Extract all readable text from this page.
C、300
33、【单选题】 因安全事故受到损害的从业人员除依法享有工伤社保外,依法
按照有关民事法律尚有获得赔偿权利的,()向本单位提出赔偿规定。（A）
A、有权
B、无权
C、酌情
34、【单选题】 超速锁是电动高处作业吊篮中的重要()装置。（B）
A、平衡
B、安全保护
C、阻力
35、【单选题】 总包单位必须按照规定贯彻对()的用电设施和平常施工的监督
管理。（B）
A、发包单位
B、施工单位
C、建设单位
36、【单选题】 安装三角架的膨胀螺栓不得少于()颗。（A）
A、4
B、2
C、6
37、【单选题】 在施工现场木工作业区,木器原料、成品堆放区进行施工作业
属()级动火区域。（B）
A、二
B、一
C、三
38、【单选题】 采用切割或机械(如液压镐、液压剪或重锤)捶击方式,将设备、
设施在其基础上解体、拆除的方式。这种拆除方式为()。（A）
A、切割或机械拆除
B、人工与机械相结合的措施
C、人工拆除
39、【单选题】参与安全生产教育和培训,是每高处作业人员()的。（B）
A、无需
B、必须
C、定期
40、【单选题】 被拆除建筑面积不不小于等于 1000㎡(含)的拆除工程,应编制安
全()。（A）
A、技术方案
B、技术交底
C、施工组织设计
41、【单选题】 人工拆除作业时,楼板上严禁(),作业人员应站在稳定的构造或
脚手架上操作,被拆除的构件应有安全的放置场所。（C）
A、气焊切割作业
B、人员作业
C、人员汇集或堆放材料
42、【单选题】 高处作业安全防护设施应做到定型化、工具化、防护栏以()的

▶ _Requirements_
Quote every line of the data, word for word.

▶ _Response to the task_
Extract all readable text from this page.
C、300
33、【单选题】 因安全事故受到损害的从业人员除依法享有工伤社保外,依法
按照有关民事法律尚有获得赔偿权利的,()向本单位提出赔偿规定。（A）
A、有权
B、无权
C、酌情
34、【单选题】 超速锁是电动高处作业吊篮中的重要()装置。（B）
A、平衡
B、安全保护
C、阻力
35、【单选题】 总包单位必须按照规定贯彻对()的用电设施和平常施工的监督
管理。（B）
A、发包单位
B、施工单位
C、建设单位
36、【单选题】 安装三角架的膨胀螺栓不得少于()颗。（A）
A、4
B、2
C、6
37、【单选题】 在施工现场木工作业区,木器原料、成品堆放区进行施工作业
属()级动火区域。（B）
A、二
B、一
C、三
38、【单选题】 采用切割或机械(如液压镐、液压剪或重锤)捶击方式,将设备、
设施在其基础上解体、拆除的方式。这种拆除方式为()。（A）
A、切割或机械拆除
B、人工与机械相结合的措施
C、人工拆除
39、【单选题】参与安全生产教育和培训,是每高处作业人员()的。（B）
A、无需
B、必须
C、定期
40、【单选题】 被拆除建筑面积不不小于等于 1000㎡(含)的拆除工程,应编制安
全()。（A）
A、技术方案
B、技术交底
C、施工组织设计
41、【单选题】 人工拆除作业时,楼板上严禁(),作业人员应站在稳定的构造或
脚手架上操作,被拆除的构件应有安全的放置场所。（C）
A、气焊切割作业
B、人员作业
C、人员汇集或堆放材料
42、【单选题】 高处作业安全防护设施应做到定型化、工具化、防护栏以()的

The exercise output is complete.